Dataset records:
┄┄┄┄┄┄┄┄┄┄
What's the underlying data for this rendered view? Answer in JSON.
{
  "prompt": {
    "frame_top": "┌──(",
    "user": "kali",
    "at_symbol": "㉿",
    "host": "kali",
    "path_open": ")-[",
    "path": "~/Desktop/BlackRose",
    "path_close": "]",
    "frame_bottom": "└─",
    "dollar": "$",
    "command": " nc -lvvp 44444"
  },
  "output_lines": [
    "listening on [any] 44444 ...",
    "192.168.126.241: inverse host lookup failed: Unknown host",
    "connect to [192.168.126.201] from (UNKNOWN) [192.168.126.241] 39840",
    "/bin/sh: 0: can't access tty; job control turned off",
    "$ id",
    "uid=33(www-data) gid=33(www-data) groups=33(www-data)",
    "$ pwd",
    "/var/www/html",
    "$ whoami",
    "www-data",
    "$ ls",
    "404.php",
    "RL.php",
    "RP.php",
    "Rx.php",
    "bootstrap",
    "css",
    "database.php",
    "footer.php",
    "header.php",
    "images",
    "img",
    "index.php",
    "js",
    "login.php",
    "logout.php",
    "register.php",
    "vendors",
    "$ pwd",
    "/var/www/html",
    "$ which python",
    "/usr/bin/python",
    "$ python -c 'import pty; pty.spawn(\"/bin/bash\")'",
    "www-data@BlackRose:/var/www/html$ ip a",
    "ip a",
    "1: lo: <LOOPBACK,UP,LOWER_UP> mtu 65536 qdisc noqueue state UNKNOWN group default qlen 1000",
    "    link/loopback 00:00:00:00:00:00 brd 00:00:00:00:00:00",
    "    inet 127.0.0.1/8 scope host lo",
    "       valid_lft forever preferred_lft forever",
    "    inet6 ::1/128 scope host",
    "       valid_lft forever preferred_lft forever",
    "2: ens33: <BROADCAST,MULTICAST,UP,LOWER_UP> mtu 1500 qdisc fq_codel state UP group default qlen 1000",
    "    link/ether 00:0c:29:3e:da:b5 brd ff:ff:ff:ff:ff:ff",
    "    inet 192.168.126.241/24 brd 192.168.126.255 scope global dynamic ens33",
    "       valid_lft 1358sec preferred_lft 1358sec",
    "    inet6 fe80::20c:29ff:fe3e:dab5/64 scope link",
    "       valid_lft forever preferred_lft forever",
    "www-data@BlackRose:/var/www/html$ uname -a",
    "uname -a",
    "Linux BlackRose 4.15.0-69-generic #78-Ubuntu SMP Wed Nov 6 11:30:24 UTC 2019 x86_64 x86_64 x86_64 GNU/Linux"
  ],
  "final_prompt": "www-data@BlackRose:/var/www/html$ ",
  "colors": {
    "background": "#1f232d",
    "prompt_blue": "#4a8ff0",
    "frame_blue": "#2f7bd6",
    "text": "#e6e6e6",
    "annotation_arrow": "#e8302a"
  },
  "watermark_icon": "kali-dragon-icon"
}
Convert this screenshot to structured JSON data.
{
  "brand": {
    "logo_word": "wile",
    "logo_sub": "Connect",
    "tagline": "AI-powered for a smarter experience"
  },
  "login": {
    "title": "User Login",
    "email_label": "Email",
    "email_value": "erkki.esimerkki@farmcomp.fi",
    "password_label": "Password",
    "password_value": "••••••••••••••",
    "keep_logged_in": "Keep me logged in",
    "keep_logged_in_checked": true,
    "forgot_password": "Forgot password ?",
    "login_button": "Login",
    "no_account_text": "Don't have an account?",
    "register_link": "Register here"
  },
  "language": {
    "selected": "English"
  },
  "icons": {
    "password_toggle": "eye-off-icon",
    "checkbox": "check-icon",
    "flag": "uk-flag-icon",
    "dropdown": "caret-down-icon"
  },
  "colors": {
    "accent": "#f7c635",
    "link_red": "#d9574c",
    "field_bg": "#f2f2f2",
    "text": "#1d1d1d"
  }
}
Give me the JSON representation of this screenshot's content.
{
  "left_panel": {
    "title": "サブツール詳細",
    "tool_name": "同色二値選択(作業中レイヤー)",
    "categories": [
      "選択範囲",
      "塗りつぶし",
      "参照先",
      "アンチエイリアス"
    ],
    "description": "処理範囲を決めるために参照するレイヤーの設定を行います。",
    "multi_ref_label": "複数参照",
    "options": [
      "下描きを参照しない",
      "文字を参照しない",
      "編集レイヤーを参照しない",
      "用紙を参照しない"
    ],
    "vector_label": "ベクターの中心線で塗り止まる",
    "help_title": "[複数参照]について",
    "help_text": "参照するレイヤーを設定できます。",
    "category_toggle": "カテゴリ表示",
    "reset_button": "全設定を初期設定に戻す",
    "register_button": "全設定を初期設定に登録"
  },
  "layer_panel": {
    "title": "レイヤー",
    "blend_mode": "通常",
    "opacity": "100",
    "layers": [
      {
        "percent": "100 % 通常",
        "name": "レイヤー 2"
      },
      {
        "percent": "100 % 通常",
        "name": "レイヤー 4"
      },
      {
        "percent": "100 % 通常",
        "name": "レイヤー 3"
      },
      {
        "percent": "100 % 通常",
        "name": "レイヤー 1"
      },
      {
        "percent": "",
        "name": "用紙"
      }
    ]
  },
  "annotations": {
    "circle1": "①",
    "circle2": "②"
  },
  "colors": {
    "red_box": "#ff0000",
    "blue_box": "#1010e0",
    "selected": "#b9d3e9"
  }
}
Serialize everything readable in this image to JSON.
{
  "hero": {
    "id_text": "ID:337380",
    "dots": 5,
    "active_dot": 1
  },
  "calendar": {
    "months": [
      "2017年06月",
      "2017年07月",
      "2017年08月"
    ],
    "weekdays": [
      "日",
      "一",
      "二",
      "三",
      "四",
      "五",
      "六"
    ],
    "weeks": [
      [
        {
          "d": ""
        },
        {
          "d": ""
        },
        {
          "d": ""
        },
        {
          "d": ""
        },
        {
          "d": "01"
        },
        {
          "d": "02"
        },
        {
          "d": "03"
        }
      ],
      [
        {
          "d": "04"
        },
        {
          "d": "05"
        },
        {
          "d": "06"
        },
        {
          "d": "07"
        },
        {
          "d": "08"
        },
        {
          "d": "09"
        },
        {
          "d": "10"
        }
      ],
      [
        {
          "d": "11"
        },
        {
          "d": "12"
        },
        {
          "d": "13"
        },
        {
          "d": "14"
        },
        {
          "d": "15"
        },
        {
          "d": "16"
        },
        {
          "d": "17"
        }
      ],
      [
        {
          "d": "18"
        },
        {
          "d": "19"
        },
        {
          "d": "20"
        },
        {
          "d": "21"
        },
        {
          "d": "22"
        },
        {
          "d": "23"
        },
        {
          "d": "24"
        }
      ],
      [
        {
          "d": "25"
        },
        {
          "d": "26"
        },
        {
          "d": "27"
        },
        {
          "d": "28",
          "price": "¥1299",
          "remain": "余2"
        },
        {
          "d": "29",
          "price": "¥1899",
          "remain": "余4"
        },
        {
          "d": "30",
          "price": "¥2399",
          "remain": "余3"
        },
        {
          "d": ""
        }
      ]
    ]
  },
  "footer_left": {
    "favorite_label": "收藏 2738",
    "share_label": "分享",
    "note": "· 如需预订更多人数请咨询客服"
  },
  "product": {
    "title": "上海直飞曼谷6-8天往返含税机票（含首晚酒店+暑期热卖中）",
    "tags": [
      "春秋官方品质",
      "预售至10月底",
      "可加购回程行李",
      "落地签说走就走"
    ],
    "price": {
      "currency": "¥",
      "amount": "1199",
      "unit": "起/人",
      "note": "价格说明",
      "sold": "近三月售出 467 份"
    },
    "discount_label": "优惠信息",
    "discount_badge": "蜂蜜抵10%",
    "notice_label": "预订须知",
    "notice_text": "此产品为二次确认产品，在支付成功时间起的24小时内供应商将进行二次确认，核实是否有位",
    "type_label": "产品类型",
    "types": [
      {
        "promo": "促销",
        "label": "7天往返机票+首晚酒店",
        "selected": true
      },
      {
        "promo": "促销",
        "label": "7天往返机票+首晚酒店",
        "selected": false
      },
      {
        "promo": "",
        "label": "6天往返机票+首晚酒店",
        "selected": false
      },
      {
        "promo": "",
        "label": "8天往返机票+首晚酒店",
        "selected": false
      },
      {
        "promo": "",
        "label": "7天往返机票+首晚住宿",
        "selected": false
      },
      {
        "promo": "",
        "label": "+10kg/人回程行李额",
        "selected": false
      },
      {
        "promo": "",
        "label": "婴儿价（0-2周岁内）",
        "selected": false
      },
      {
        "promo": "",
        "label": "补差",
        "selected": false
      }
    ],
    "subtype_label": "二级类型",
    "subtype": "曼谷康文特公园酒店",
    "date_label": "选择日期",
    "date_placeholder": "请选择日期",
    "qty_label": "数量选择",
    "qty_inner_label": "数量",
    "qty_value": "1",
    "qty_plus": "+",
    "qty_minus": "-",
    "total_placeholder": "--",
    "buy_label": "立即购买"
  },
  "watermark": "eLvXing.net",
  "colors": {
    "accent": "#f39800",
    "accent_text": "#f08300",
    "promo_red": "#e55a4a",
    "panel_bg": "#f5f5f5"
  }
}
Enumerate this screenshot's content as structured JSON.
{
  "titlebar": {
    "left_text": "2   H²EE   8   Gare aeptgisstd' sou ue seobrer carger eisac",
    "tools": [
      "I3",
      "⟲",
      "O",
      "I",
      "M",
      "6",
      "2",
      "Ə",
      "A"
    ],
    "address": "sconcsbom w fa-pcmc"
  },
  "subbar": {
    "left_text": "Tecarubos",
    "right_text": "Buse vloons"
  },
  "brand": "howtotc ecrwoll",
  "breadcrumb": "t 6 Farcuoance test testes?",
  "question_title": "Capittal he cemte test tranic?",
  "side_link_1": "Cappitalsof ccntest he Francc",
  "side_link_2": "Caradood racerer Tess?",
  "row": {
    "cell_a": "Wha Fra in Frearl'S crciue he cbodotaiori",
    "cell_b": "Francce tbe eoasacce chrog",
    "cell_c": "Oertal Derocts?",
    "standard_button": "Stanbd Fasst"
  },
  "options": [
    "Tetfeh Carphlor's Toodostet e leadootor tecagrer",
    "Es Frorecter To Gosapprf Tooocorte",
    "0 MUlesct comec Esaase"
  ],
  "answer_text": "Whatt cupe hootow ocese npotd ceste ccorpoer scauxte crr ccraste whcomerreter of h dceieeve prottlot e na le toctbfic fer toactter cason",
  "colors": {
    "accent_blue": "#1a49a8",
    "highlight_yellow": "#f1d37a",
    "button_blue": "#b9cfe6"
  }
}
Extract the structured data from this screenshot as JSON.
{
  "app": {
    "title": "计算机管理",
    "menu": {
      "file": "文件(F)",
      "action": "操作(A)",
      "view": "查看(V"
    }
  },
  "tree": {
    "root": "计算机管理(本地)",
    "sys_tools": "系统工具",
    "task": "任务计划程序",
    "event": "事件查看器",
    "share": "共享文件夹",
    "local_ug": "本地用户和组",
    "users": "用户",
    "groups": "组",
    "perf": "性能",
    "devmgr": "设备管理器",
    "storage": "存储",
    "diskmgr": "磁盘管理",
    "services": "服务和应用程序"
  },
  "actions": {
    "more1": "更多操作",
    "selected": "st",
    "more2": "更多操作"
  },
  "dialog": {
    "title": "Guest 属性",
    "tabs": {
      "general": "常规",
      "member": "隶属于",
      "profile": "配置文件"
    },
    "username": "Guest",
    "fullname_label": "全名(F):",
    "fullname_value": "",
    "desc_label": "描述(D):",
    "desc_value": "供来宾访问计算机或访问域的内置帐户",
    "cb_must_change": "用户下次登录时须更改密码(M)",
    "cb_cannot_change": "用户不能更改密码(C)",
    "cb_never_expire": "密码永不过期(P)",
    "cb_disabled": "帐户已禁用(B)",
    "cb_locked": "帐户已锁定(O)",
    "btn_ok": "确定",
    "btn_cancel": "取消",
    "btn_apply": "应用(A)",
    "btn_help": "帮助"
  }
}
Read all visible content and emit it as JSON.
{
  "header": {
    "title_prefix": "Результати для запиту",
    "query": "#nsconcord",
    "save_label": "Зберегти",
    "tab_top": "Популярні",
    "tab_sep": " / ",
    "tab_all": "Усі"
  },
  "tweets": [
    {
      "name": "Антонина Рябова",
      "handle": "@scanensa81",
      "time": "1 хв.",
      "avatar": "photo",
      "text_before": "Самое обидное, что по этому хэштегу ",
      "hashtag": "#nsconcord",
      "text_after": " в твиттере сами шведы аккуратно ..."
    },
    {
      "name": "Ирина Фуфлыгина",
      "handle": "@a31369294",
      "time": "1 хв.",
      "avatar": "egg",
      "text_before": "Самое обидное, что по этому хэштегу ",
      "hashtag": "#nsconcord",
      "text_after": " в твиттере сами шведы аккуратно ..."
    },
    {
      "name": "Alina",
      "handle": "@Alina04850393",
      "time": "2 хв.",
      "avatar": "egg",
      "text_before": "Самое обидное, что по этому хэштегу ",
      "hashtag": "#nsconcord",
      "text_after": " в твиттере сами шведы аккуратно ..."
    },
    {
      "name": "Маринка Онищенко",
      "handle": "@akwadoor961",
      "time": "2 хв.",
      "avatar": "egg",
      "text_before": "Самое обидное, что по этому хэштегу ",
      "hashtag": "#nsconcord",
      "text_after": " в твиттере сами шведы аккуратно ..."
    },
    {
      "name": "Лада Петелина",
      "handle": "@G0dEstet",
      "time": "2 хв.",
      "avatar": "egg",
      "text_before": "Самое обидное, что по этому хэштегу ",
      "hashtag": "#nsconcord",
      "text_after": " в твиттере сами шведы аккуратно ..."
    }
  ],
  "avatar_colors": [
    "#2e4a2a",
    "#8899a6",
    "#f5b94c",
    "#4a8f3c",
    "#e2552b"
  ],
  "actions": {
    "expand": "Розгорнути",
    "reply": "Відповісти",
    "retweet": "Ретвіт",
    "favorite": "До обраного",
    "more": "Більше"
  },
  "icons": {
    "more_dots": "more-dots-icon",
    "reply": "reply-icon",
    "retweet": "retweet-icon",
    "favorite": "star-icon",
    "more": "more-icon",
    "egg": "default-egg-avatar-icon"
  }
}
┄┄┄┄┄┄┄┄┄┄
EXERCISE:
Select all lines with the word "state" from the entries above.

IN RESPONSE:
    "1: lo: <LOOPBACK,UP,LOWER_UP> mtu 65536 qdisc noqueue state UNKNOWN group default qlen 1000",
    "2: ens33: <BROADCAST,MULTICAST,UP,LOWER_UP> mtu 1500 qdisc fq_codel state UP group default qlen 1000",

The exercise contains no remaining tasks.